Document transcript data
+++
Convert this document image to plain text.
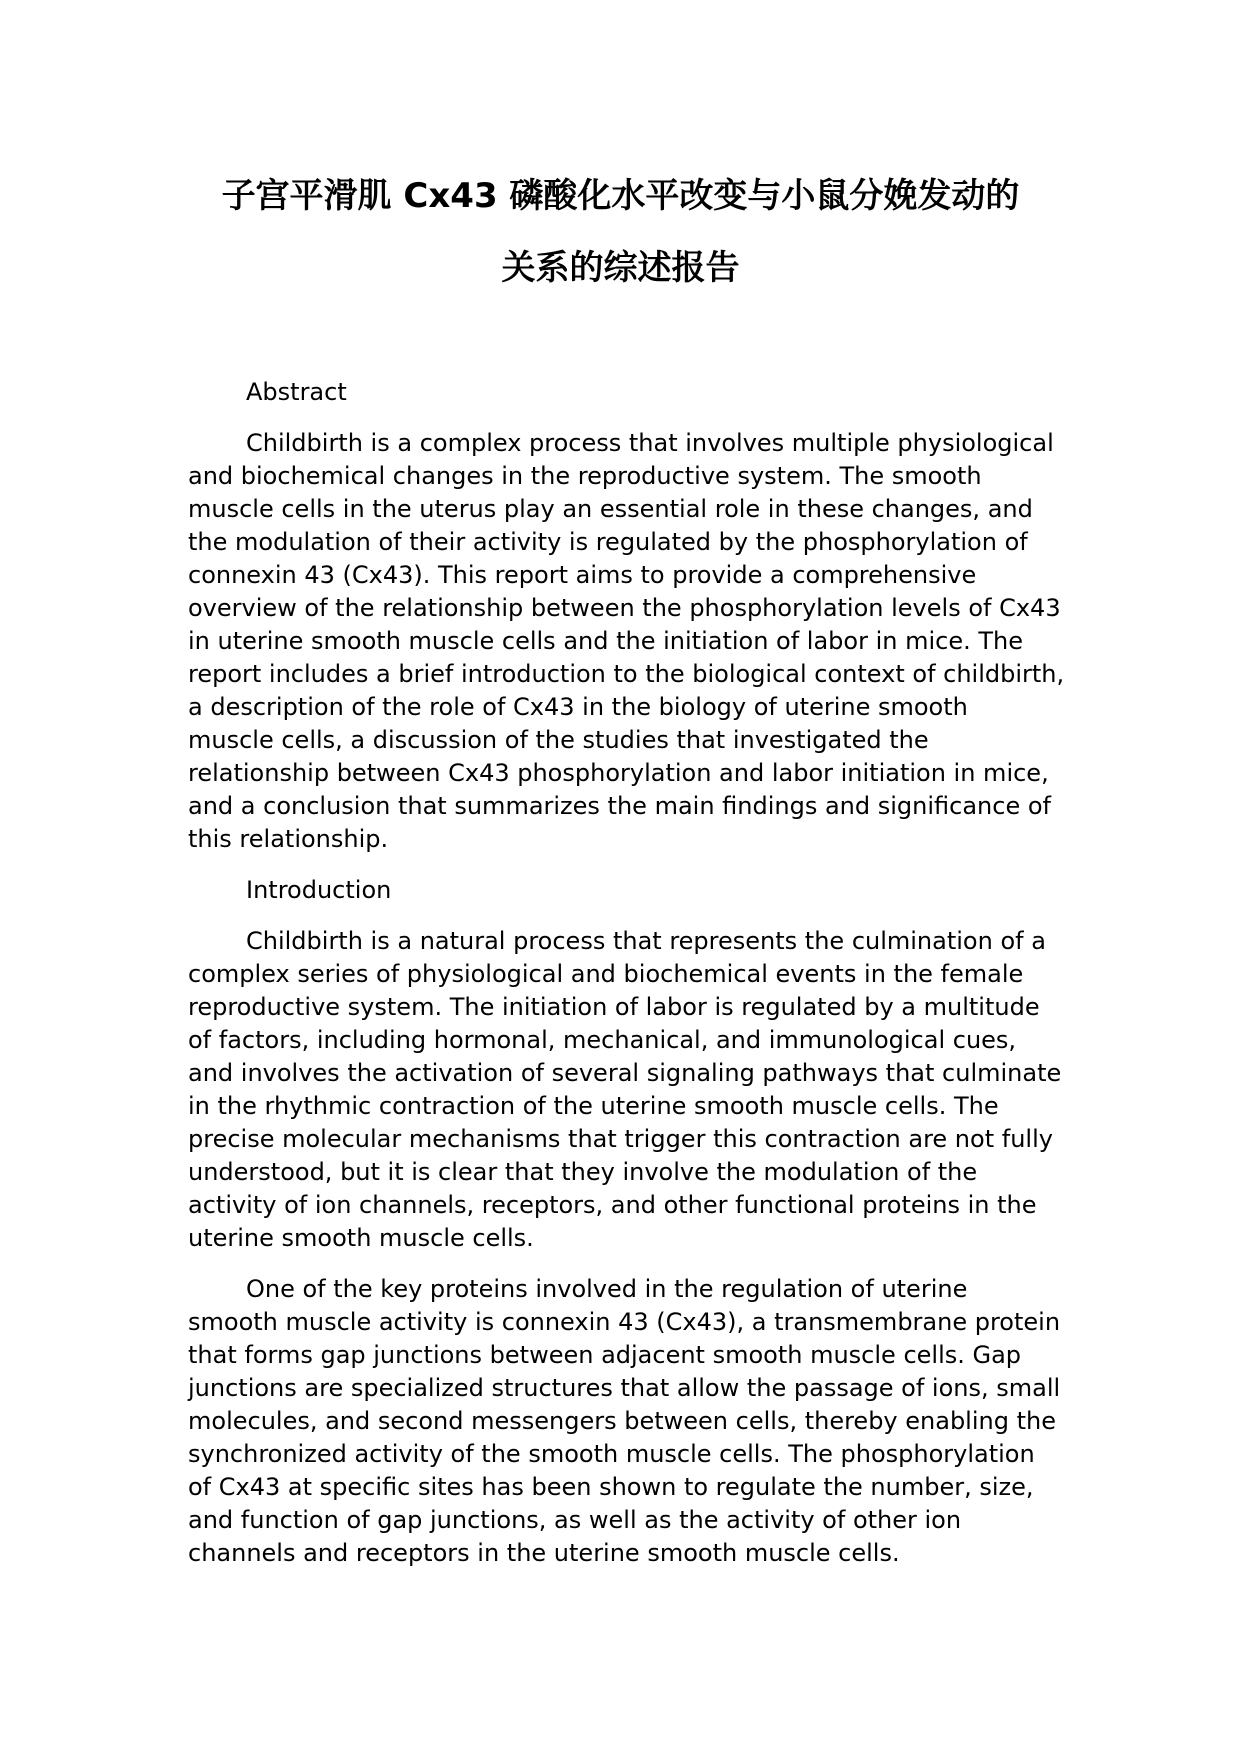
子宫平滑肌 Cx43 磷酸化水平改变与小鼠分娩发动的

关系的综述报告

Abstract

Childbirth is a complex process that involves multiple physiological
and biochemical changes in the reproductive system. The smooth
muscle cells in the uterus play an essential role in these changes, and
the modulation of their activity is regulated by the phosphorylation of
connexin 43 (Cx43). This report aims to provide a comprehensive
overview of the relationship between the phosphorylation levels of Cx43
in uterine smooth muscle cells and the initiation of labor in mice. The
report includes a brief introduction to the biological context of childbirth,
a description of the role of Cx43 in the biology of uterine smooth
muscle cells, a discussion of the studies that investigated the
relationship between Cx43 phosphorylation and labor initiation in mice,
and a conclusion that summarizes the main findings and significance of
this relationship.

Introduction

Childbirth is a natural process that represents the culmination of a
complex series of physiological and biochemical events in the female
reproductive system. The initiation of labor is regulated by a multitude
of factors, including hormonal, mechanical, and immunological cues,
and involves the activation of several signaling pathways that culminate
in the rhythmic contraction of the uterine smooth muscle cells. The
precise molecular mechanisms that trigger this contraction are not fully
understood, but it is clear that they involve the modulation of the
activity of ion channels, receptors, and other functional proteins in the
uterine smooth muscle cells.
One of the key proteins involved in the regulation of uterine
smooth muscle activity is connexin 43 (Cx43), a transmembrane protein
that forms gap junctions between adjacent smooth muscle cells. Gap
junctions are specialized structures that allow the passage of ions, small
molecules, and second messengers between cells, thereby enabling the
synchronized activity of the smooth muscle cells. The phosphorylation
of Cx43 at specific sites has been shown to regulate the number, size,
and function of gap junctions, as well as the activity of other ion
channels and receptors in the uterine smooth muscle cells.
+++
▸ **Problem requirements**
From the entries above, return each line with the word "that" in it.

▸ **Exercise solution**
Childbirth is a complex process that involves multiple physiological
muscle cells, a discussion of the studies that investigated the
and a conclusion that summarizes the main findings and significance of
Childbirth is a natural process that represents the culmination of a
and involves the activation of several signaling pathways that culminate
precise molecular mechanisms that trigger this contraction are not fully
understood, but it is clear that they involve the modulation of the
that forms gap junctions between adjacent smooth muscle cells. Gap
junctions are specialized structures that allow the passage of ions, small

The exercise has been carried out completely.